RECORD SET:
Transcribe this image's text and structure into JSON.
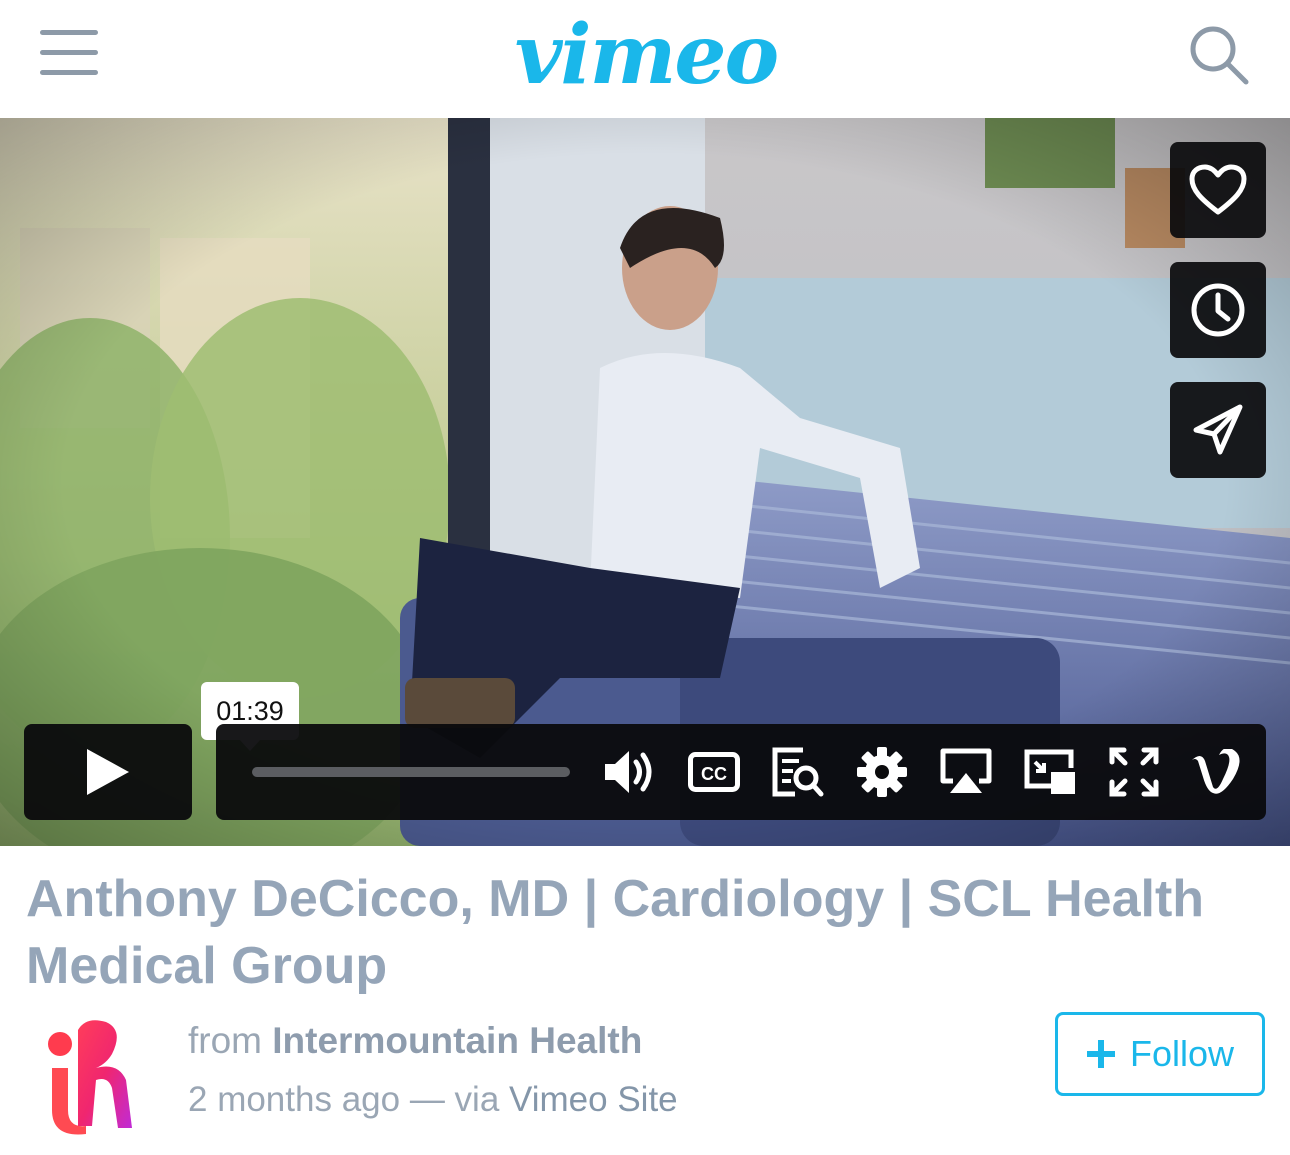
{
  "header": {
    "logo_text": "vimeo",
    "menu_icon": "hamburger-menu-icon",
    "search_icon": "search-icon",
    "brand_color": "#1ab7ea"
  },
  "player": {
    "side_actions": [
      {
        "name": "like-button",
        "icon": "heart-icon"
      },
      {
        "name": "watch-later-button",
        "icon": "clock-icon"
      },
      {
        "name": "share-button",
        "icon": "paper-plane-icon"
      }
    ],
    "hover_time": "01:39",
    "progress": 0.0,
    "controls": [
      {
        "name": "volume-button",
        "icon": "speaker-icon"
      },
      {
        "name": "captions-button",
        "icon": "cc-icon",
        "label": "CC"
      },
      {
        "name": "transcript-button",
        "icon": "transcript-search-icon"
      },
      {
        "name": "settings-button",
        "icon": "gear-icon"
      },
      {
        "name": "airplay-button",
        "icon": "airplay-icon"
      },
      {
        "name": "picture-in-picture-button",
        "icon": "pip-icon"
      },
      {
        "name": "fullscreen-button",
        "icon": "fullscreen-icon"
      },
      {
        "name": "vimeo-link-button",
        "icon": "vimeo-v-icon"
      }
    ]
  },
  "video": {
    "title": "Anthony DeCicco, MD | Cardiology | SCL Health Medical Group",
    "from_label": "from",
    "channel": "Intermountain Health",
    "age": "2 months ago",
    "via_label": "— via",
    "source": "Vimeo Site",
    "follow_label": "Follow"
  }
}
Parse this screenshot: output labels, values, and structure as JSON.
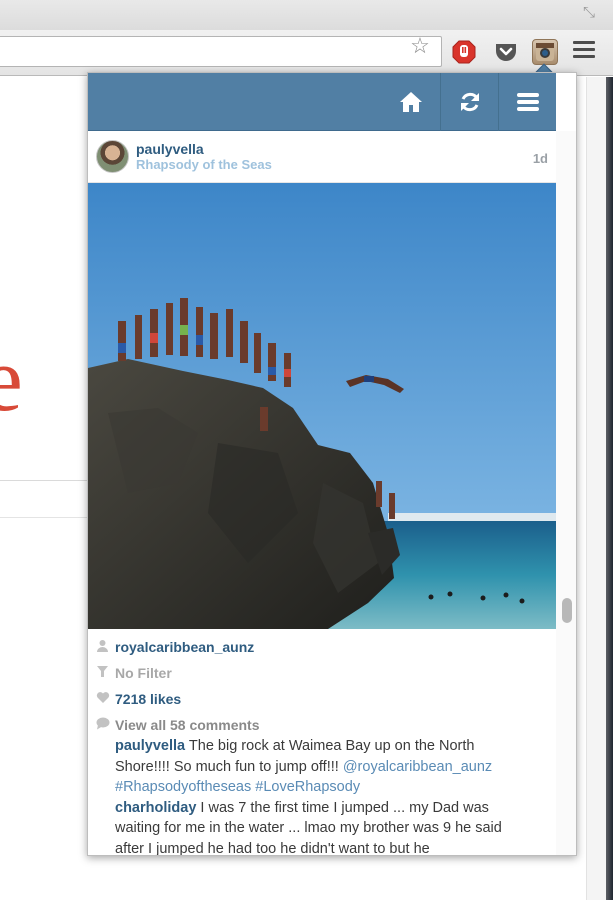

TASK BRIEF: Find "search". Copy every line it occurs in.

EXERCISE OUTPUT:
    "search_icon": "search-icon",
        "icon": "transcript-search-icon"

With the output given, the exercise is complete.